— Begin ENTRIES PROVIDED —

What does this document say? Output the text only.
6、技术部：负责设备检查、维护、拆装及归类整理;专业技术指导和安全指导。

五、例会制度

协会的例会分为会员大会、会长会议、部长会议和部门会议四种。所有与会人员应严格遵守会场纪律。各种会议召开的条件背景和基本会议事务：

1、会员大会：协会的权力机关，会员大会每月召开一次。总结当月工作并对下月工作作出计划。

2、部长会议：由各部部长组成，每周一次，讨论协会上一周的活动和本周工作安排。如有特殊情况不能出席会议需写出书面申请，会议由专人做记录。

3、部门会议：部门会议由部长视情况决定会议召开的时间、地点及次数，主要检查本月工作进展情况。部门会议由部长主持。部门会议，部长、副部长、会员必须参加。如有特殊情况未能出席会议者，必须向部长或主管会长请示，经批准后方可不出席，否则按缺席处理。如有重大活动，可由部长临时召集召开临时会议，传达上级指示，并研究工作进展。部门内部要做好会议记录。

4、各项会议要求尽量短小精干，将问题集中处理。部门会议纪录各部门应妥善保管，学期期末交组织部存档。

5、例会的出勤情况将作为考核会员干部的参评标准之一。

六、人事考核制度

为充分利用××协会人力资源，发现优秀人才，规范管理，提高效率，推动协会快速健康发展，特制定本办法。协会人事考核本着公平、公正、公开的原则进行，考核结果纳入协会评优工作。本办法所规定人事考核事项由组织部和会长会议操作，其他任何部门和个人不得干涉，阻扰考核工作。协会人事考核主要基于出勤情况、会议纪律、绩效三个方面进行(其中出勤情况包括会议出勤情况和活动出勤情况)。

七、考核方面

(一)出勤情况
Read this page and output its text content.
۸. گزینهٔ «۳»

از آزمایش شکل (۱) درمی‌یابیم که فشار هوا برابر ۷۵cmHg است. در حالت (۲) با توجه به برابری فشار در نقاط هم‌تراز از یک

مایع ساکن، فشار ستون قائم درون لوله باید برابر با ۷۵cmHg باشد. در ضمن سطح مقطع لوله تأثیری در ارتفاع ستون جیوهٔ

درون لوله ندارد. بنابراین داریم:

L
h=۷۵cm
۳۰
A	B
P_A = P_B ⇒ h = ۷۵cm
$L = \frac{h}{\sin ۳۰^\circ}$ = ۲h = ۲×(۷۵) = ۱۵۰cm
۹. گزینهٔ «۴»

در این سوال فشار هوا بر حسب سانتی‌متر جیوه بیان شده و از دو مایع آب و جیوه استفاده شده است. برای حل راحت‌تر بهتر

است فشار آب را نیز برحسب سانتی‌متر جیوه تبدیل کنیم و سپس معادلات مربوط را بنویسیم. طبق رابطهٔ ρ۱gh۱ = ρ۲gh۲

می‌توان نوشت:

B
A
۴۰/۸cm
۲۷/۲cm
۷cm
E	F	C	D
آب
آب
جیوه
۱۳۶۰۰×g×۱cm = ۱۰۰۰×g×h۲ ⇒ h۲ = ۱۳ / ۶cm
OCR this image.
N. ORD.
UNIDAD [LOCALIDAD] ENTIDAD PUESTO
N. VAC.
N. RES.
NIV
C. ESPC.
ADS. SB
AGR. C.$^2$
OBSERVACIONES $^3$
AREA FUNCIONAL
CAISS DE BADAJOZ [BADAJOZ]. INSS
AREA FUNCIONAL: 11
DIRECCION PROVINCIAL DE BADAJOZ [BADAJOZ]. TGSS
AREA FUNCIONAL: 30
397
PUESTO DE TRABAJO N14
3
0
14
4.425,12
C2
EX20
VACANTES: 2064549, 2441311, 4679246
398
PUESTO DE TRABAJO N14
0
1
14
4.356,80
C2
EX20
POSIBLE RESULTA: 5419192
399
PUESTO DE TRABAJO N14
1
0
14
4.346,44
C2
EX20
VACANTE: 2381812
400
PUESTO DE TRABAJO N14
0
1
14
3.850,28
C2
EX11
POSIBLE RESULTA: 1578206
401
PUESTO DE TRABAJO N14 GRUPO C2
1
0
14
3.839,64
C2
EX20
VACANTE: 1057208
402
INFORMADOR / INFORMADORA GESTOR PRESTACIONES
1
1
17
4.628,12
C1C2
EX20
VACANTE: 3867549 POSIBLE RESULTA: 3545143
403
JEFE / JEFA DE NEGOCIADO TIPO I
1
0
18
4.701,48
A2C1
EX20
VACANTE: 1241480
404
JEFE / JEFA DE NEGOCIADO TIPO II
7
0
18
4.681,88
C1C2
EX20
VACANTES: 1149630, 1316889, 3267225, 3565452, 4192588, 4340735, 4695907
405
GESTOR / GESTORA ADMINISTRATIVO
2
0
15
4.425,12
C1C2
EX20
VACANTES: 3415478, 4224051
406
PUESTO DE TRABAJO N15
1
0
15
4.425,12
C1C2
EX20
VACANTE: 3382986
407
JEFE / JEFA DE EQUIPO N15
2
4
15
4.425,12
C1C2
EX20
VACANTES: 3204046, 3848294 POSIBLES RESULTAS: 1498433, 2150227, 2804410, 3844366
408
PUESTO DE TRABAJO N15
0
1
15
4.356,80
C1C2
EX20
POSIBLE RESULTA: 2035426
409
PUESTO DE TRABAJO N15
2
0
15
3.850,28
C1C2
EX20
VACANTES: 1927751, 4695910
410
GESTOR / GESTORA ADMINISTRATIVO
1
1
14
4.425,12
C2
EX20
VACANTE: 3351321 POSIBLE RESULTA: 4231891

— End ENTRIES PROVIDED —

→ WHAT YOU SHOULD DO
Determine how many lines of the material include the string "جیوه". Output only that count.

→ TASK RESPONSE
4